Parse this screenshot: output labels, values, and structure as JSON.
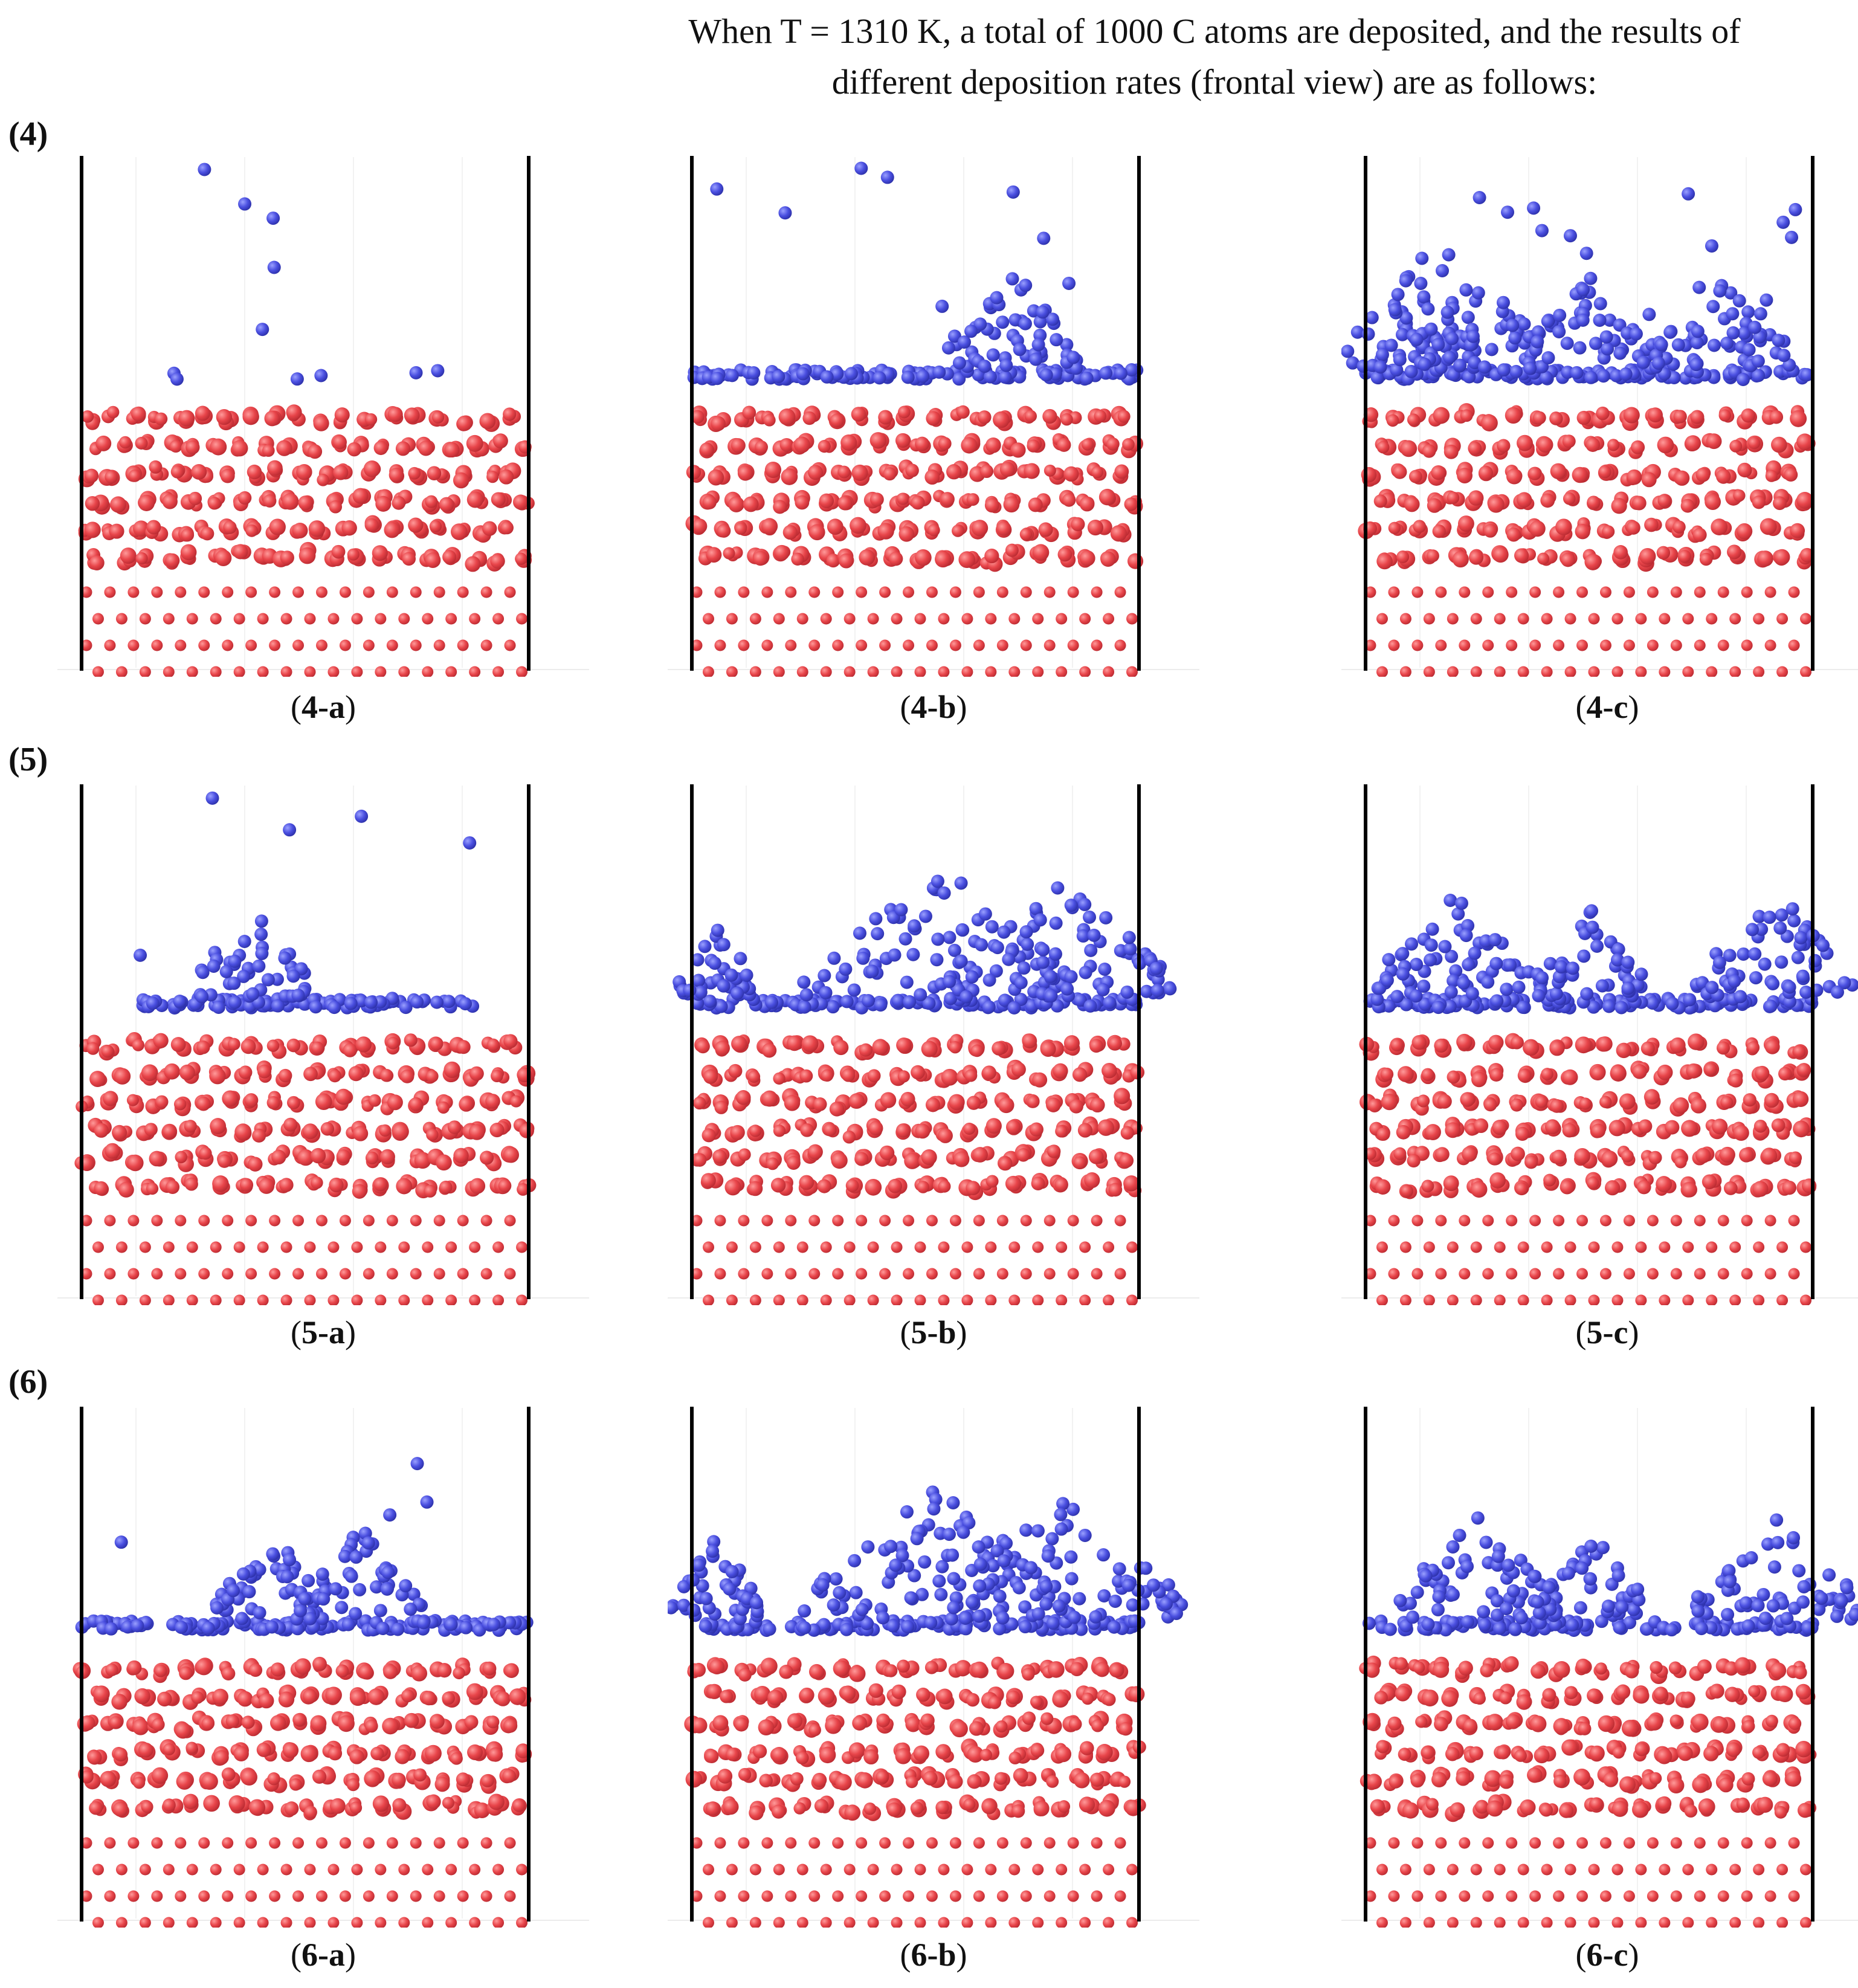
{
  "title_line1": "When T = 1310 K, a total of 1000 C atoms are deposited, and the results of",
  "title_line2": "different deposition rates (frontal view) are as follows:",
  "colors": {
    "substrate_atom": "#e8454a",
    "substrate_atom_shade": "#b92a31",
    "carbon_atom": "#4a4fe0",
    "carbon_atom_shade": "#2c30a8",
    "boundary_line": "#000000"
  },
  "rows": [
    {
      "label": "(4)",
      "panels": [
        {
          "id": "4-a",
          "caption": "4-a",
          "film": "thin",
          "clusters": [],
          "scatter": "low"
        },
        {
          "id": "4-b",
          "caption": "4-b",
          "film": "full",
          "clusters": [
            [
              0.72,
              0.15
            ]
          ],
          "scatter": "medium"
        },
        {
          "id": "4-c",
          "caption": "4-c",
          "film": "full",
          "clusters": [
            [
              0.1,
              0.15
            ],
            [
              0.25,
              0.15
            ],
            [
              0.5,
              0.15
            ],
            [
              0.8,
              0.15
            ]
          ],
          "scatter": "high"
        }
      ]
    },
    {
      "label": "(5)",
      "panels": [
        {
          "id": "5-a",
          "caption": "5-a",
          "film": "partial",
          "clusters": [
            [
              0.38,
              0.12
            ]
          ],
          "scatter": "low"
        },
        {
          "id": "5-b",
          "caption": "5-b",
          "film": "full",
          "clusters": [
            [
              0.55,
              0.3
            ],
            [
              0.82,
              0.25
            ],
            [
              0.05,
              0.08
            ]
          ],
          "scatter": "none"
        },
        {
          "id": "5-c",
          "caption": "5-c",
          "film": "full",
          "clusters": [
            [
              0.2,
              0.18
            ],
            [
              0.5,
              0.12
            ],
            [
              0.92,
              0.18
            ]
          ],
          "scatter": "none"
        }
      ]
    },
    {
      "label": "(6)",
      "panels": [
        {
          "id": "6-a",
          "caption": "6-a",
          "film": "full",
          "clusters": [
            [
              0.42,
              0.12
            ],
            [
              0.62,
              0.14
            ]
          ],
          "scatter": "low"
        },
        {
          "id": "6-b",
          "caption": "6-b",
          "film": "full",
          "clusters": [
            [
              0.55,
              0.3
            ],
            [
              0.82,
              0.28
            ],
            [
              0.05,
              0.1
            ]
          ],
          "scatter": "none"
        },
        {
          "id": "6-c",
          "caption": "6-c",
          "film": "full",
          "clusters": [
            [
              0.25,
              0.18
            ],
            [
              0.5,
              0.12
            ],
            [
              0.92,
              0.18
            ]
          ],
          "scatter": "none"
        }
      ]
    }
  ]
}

####

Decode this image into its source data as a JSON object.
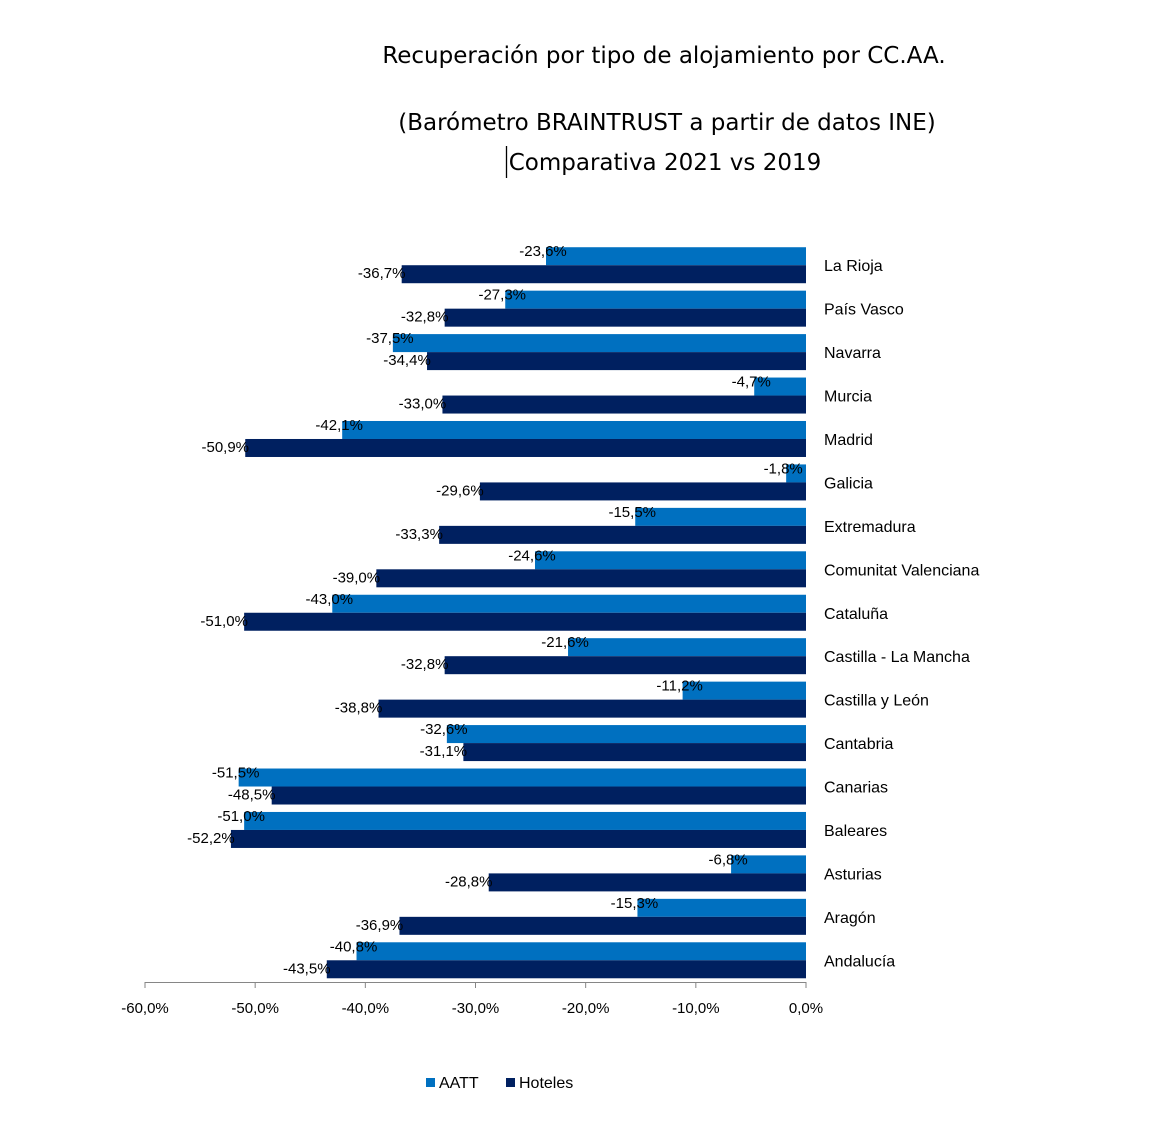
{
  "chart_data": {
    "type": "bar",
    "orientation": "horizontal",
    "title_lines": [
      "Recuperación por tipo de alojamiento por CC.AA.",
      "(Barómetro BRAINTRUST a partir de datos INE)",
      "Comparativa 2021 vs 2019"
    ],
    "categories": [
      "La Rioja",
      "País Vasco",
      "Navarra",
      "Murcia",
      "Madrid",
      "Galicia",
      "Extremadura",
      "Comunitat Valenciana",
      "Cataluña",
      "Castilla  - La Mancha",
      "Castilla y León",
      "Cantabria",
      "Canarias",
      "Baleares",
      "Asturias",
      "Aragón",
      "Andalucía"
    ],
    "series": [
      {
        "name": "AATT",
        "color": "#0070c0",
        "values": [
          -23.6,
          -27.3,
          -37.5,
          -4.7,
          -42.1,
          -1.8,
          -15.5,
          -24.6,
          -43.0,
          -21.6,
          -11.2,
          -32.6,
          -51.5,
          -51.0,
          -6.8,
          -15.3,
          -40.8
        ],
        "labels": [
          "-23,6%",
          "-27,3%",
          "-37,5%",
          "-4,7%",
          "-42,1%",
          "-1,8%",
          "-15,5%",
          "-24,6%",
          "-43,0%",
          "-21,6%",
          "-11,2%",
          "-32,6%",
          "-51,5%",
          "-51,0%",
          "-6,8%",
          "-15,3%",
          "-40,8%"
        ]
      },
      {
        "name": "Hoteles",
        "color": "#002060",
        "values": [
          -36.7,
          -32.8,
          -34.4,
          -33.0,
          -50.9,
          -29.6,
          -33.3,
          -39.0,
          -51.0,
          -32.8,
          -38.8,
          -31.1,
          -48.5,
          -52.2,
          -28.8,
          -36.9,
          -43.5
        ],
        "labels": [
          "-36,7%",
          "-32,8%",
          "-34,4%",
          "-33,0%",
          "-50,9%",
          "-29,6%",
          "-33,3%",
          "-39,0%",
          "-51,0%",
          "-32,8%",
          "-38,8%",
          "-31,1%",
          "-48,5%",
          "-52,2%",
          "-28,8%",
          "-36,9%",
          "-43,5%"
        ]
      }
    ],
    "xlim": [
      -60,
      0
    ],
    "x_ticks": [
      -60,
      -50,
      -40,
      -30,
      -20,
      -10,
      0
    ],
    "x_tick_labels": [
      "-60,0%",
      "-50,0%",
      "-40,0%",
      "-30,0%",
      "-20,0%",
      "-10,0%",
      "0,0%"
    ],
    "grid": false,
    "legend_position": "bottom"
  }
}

####

● Given request
Identify the lines that contain the string "JSON", and copy every one of them.

● Written solution
Parse this screenshot: output labels, values, and structure as JSON.
Decode this image into its source data as a JSON object.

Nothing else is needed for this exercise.